[Data extracted from a collection]
§ §

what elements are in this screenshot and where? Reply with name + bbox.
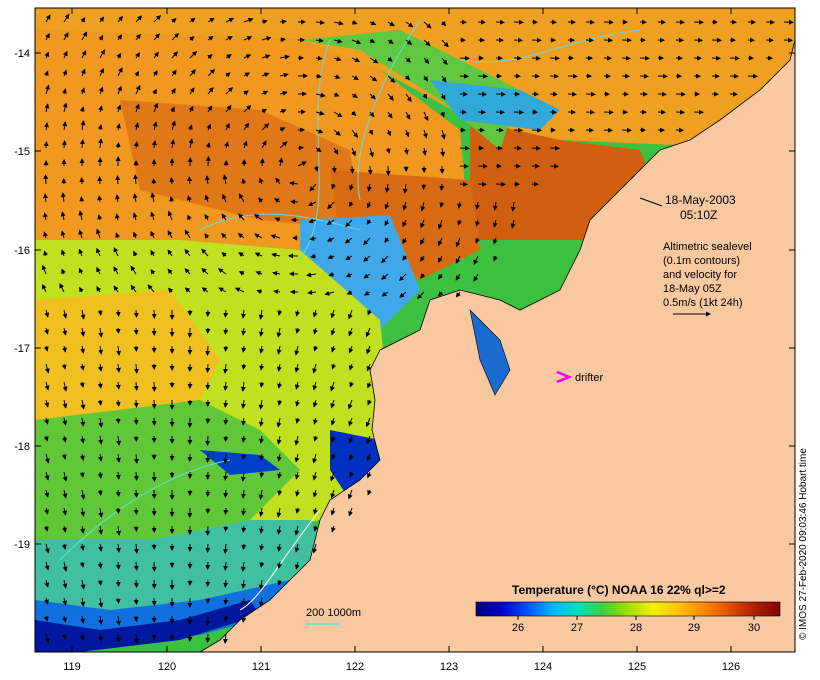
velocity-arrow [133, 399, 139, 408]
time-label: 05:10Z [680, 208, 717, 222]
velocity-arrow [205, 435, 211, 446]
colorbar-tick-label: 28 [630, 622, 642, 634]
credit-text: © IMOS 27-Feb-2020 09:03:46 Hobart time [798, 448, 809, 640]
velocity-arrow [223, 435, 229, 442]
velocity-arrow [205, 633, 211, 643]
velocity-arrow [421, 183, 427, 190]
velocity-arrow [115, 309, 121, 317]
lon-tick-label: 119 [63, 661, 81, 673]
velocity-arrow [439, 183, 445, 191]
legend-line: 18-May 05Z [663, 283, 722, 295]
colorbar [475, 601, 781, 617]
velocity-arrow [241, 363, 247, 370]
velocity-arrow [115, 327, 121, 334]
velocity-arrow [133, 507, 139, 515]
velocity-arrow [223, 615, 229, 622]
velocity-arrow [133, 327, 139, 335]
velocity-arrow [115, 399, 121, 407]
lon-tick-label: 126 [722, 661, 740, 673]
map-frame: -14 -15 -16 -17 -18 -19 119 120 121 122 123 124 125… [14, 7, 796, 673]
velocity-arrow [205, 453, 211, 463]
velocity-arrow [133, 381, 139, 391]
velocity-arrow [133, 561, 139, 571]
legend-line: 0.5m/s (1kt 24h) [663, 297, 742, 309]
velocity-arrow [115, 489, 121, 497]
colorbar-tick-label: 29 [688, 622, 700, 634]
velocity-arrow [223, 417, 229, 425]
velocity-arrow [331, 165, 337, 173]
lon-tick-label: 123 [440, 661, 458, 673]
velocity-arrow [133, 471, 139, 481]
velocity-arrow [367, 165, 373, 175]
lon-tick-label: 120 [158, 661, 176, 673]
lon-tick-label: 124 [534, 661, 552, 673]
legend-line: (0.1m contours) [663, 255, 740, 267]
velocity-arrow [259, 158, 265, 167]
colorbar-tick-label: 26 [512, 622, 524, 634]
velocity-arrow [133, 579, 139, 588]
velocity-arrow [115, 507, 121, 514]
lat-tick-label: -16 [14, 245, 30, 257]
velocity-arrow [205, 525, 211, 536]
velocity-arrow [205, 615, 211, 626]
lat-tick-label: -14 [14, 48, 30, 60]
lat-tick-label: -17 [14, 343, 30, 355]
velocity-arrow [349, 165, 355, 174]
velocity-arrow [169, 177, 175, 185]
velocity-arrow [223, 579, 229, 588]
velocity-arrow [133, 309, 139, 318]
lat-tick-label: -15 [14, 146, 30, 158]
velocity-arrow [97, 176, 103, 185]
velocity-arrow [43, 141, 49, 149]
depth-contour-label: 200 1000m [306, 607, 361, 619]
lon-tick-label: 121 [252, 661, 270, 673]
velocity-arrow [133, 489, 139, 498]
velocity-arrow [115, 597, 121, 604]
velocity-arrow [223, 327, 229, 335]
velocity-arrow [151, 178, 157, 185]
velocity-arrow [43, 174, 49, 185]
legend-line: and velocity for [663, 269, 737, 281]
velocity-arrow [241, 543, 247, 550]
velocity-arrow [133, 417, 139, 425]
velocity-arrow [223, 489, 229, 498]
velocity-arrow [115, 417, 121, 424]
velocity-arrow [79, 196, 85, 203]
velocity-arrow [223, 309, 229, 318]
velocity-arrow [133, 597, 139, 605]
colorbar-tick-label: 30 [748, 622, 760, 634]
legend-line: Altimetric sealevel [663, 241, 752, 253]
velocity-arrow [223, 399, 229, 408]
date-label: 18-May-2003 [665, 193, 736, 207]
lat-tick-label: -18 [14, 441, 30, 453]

§ §

■ **STATED TASK**
Copy the lines above verbatim, starting at the line containing "velocity-arrow [133, 399, 139, 408]" and ending with the line containing "velocity-arrow [223, 615, 229, 622]", both included.

■ **TASK OUTPUT**
velocity-arrow [133, 399, 139, 408]
time-label: 05:10Z [680, 208, 717, 222]
velocity-arrow [205, 435, 211, 446]
colorbar-tick-label: 28 [630, 622, 642, 634]
credit-text: © IMOS 27-Feb-2020 09:03:46 Hobart time [798, 448, 809, 640]
velocity-arrow [223, 435, 229, 442]
velocity-arrow [205, 633, 211, 643]
velocity-arrow [421, 183, 427, 190]
velocity-arrow [115, 309, 121, 317]
lon-tick-label: 119 [63, 661, 81, 673]
velocity-arrow [439, 183, 445, 191]
legend-line: 18-May 05Z [663, 283, 722, 295]
colorbar [475, 601, 781, 617]
velocity-arrow [241, 363, 247, 370]
velocity-arrow [115, 327, 121, 334]
velocity-arrow [133, 507, 139, 515]
velocity-arrow [223, 615, 229, 622]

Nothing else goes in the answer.